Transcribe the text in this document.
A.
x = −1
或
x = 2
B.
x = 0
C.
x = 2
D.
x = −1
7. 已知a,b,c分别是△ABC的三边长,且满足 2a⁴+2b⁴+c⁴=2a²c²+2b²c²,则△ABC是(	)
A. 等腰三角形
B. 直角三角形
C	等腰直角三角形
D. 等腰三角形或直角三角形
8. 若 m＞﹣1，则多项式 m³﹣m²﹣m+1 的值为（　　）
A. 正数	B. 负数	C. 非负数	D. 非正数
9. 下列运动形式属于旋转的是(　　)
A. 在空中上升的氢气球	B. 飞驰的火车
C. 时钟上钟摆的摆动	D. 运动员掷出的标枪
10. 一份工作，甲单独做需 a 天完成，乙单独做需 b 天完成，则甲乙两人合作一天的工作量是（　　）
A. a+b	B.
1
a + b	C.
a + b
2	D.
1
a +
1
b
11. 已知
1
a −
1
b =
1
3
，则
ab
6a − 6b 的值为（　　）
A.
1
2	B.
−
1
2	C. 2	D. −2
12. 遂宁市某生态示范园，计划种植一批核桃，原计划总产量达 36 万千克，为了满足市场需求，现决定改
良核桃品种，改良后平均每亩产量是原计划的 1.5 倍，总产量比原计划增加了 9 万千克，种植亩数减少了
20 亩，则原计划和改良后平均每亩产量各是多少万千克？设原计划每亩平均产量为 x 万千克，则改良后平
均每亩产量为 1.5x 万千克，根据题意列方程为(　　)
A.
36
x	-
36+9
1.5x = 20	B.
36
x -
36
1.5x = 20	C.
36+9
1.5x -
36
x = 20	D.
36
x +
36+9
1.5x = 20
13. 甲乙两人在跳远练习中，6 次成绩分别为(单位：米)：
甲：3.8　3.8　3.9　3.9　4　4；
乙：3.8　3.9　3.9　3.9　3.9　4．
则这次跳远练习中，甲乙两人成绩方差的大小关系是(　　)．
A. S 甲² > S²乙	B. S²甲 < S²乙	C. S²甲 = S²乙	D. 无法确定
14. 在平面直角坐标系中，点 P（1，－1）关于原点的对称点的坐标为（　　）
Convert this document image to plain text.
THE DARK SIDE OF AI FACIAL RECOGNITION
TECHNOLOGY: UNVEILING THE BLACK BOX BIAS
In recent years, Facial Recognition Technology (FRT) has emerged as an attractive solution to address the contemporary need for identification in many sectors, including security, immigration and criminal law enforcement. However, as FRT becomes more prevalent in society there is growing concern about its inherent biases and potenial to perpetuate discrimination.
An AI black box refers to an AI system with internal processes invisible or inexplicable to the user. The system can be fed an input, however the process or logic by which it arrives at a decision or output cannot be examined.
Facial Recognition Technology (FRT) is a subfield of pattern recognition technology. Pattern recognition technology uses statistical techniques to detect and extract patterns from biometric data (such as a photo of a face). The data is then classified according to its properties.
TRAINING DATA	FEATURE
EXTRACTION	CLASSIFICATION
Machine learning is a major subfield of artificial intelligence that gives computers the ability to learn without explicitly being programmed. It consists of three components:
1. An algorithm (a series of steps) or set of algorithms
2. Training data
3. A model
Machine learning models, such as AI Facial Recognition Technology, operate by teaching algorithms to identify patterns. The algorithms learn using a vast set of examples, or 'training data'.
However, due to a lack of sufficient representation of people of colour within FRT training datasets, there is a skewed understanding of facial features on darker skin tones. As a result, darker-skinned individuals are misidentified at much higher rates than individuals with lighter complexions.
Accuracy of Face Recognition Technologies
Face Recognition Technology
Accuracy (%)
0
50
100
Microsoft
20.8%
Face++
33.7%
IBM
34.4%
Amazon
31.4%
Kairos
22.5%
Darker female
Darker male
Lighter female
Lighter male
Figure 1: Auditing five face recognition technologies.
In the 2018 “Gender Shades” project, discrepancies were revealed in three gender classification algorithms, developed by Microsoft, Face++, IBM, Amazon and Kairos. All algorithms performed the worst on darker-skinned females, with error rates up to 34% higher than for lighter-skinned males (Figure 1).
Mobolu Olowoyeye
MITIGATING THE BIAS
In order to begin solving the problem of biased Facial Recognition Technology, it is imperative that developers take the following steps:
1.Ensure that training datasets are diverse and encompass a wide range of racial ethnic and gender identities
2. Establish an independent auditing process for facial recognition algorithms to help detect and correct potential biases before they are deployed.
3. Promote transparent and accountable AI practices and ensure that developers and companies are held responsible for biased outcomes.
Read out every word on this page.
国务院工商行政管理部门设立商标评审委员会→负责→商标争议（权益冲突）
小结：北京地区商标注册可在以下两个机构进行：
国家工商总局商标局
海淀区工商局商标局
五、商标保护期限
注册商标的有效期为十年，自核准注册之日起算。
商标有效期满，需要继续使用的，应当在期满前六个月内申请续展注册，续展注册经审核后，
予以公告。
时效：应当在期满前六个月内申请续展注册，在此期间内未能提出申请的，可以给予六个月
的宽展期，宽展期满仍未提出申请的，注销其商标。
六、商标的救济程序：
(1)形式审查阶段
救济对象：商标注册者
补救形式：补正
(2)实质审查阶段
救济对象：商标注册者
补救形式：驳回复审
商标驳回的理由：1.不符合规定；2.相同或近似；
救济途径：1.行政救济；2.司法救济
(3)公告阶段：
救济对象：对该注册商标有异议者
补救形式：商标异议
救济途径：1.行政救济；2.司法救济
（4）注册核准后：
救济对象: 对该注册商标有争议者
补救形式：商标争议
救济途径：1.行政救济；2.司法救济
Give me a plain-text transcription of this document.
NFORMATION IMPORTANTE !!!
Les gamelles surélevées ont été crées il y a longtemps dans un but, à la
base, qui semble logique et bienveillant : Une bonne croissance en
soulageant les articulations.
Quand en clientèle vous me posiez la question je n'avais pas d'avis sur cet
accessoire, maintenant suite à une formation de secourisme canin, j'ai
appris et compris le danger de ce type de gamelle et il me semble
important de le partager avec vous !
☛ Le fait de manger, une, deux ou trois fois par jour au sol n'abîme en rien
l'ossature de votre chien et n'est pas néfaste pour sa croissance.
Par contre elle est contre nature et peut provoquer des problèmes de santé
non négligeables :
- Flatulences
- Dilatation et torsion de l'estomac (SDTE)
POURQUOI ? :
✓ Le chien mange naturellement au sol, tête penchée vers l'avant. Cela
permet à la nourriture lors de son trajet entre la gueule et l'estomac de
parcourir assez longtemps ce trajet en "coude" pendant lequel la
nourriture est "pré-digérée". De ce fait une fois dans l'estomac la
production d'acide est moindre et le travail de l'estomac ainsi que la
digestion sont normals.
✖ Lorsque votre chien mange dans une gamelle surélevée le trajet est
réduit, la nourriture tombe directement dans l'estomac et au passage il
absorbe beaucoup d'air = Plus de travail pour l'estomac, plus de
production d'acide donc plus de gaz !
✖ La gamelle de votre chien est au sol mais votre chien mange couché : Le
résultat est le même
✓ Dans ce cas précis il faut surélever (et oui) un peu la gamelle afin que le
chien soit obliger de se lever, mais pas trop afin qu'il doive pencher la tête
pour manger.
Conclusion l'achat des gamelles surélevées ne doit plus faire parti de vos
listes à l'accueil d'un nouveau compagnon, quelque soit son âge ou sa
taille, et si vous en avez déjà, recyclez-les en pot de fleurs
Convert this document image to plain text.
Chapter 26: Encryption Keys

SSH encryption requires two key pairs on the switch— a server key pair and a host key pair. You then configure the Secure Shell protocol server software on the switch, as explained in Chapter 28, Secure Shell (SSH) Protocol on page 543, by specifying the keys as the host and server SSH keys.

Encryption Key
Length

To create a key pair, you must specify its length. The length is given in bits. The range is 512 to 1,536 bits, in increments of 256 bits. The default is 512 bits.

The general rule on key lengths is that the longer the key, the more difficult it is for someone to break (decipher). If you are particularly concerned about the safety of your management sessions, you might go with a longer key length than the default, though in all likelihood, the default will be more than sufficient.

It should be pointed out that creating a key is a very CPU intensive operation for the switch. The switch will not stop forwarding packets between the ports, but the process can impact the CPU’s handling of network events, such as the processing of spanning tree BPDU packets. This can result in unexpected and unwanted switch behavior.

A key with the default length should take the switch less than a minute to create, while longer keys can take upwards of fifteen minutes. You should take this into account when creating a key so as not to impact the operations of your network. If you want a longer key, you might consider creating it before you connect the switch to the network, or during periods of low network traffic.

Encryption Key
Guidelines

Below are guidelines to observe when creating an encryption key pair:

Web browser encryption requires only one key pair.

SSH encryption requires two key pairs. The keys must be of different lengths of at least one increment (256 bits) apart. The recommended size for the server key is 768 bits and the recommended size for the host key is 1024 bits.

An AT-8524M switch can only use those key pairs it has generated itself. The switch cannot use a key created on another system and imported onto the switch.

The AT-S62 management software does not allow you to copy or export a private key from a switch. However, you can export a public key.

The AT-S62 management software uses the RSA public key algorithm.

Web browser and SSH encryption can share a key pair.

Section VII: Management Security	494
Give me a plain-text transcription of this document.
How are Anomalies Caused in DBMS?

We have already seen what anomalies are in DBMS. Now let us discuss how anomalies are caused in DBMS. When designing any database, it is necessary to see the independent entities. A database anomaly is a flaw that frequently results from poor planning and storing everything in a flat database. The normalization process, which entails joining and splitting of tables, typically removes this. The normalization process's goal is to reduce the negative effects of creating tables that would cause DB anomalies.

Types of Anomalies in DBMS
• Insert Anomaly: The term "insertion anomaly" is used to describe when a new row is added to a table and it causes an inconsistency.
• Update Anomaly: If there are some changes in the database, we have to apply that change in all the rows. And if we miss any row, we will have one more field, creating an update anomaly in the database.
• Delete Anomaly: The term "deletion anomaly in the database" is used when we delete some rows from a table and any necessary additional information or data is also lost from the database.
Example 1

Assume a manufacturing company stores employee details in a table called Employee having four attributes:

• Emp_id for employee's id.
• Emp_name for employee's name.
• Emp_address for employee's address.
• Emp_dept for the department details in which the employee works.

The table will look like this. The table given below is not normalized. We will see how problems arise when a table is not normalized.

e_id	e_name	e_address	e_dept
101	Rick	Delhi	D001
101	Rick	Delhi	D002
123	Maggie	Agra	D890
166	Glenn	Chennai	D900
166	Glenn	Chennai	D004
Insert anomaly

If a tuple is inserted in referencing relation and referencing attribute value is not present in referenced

◆ ◆ ◆ ◆ ◆

WHAT THE TASK ASKS -
Pick out the lines containing the string "chien" and show them.

ANSWER -
l'ossature de votre chien et n'est pas néfaste pour sa croissance.
✓ Le chien mange naturellement au sol, tête penchée vers l'avant. Cela
✖ Lorsque votre chien mange dans une gamelle surélevée le trajet est
✖ La gamelle de votre chien est au sol mais votre chien mange couché : Le
chien soit obliger de se lever, mais pas trop afin qu'il doive pencher la tête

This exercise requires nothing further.